◆ Records to use:
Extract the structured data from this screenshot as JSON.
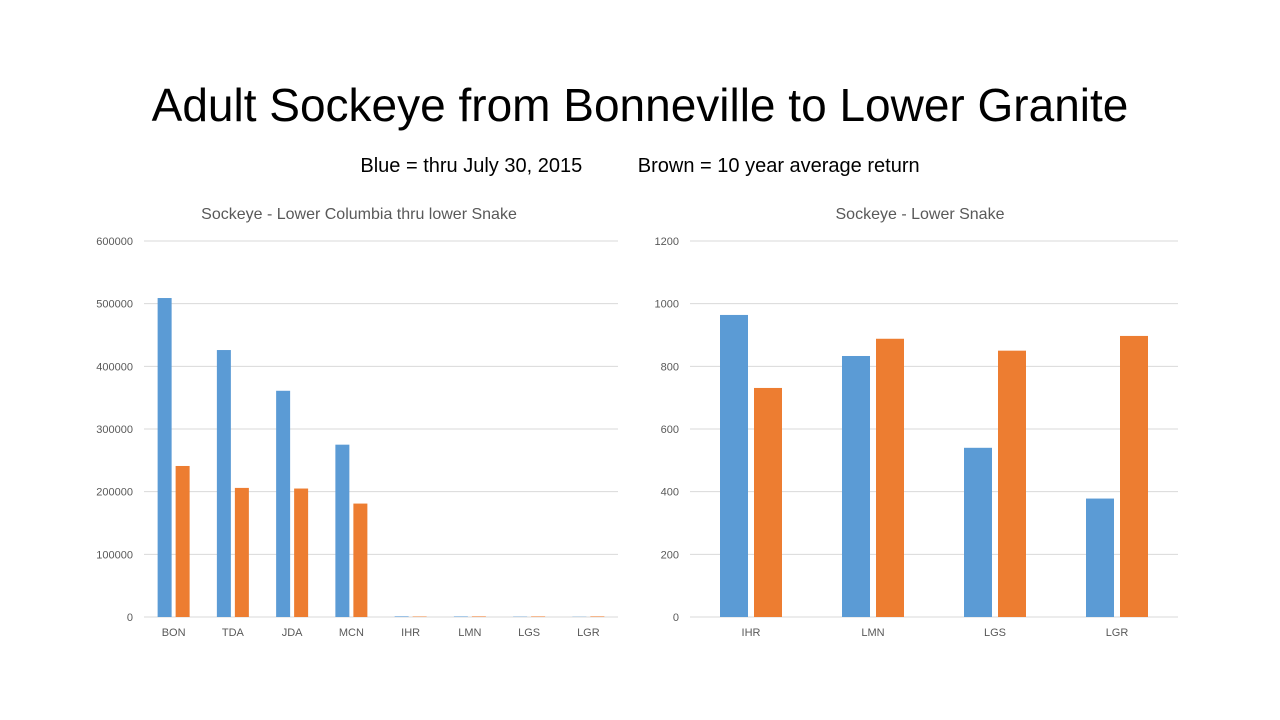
{
  "slide": {
    "title": "Adult Sockeye from Bonneville to Lower Granite",
    "subtitle_blue": "Blue = thru July 30, 2015",
    "subtitle_brown": "Brown = 10 year average return"
  },
  "chart_data": [
    {
      "type": "bar",
      "title": "Sockeye - Lower Columbia thru lower Snake",
      "categories": [
        "BON",
        "TDA",
        "JDA",
        "MCN",
        "IHR",
        "LMN",
        "LGS",
        "LGR"
      ],
      "series": [
        {
          "color": "#5b9bd5",
          "values": [
            509000,
            426000,
            361000,
            275000,
            964,
            833,
            540,
            378
          ]
        },
        {
          "color": "#ed7d31",
          "values": [
            241000,
            206000,
            205000,
            181000,
            731,
            888,
            850,
            897
          ]
        }
      ],
      "ylim": [
        0,
        600000
      ],
      "yticks": [
        0,
        100000,
        200000,
        300000,
        400000,
        500000,
        600000
      ],
      "grid": true
    },
    {
      "type": "bar",
      "title": "Sockeye - Lower Snake",
      "categories": [
        "IHR",
        "LMN",
        "LGS",
        "LGR"
      ],
      "series": [
        {
          "color": "#5b9bd5",
          "values": [
            964,
            833,
            540,
            378
          ]
        },
        {
          "color": "#ed7d31",
          "values": [
            731,
            888,
            850,
            897
          ]
        }
      ],
      "ylim": [
        0,
        1200
      ],
      "yticks": [
        0,
        200,
        400,
        600,
        800,
        1000,
        1200
      ],
      "grid": true
    }
  ]
}
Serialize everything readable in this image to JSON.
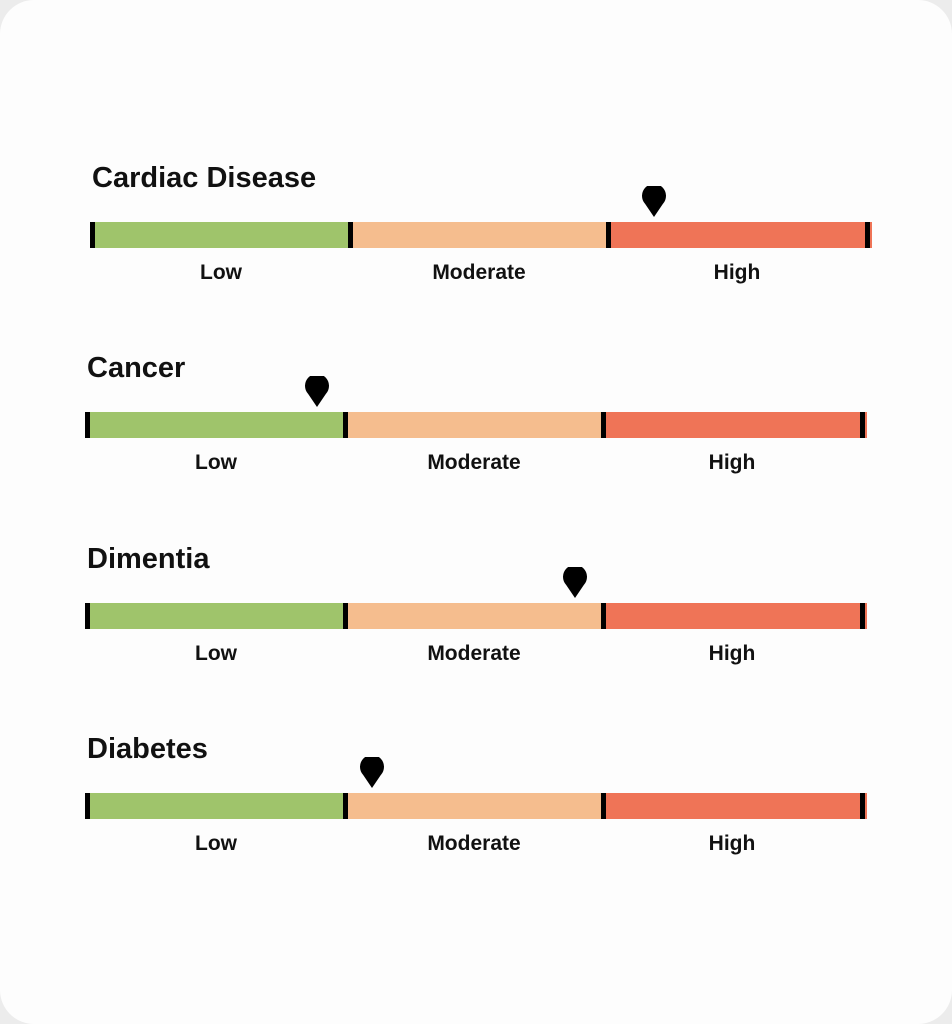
{
  "levels": {
    "low": "Low",
    "moderate": "Moderate",
    "high": "High"
  },
  "colors": {
    "low": "#9fc46b",
    "moderate": "#f5bd8e",
    "high": "#ef7457",
    "marker": "#000000"
  },
  "marker_icon": "map-pin-icon",
  "meters": [
    {
      "title": "Cardiac Disease",
      "level": "High",
      "position": 0.72
    },
    {
      "title": "Cancer",
      "level": "Low",
      "position": 0.295
    },
    {
      "title": "Dimentia",
      "level": "Moderate",
      "position": 0.625
    },
    {
      "title": "Diabetes",
      "level": "Moderate",
      "position": 0.365
    }
  ]
}
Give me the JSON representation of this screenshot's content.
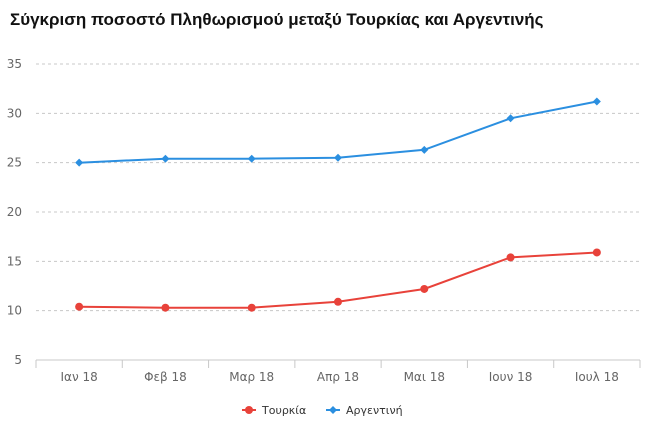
{
  "chart_data": {
    "type": "line",
    "title": "Σύγκριση ποσοστό Πληθωρισμού μεταξύ Τουρκίας και Αργεντινής",
    "xlabel": "",
    "ylabel": "",
    "categories": [
      "Ιαν 18",
      "Φεβ 18",
      "Μαρ 18",
      "Απρ 18",
      "Μαι 18",
      "Ιουν 18",
      "Ιουλ 18"
    ],
    "ylim": [
      5,
      35
    ],
    "yticks": [
      5,
      10,
      15,
      20,
      25,
      30,
      35
    ],
    "grid": true,
    "legend_position": "bottom",
    "series": [
      {
        "name": "Τουρκία",
        "color": "#e8423a",
        "marker": "circle",
        "values": [
          10.4,
          10.3,
          10.3,
          10.9,
          12.2,
          15.4,
          15.9
        ]
      },
      {
        "name": "Αργεντινή",
        "color": "#2b8fe0",
        "marker": "diamond",
        "values": [
          25.0,
          25.4,
          25.4,
          25.5,
          26.3,
          29.5,
          31.2
        ]
      }
    ]
  }
}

◆ Written problem:
Copy each line from the records above that includes the string "Lower".

◆ Answer in full:
    "title": "Adult Sockeye from Bonneville to Lower Granite",
      "title": "Sockeye - Lower Columbia thru lower Snake",
      "title": "Sockeye - Lower Snake",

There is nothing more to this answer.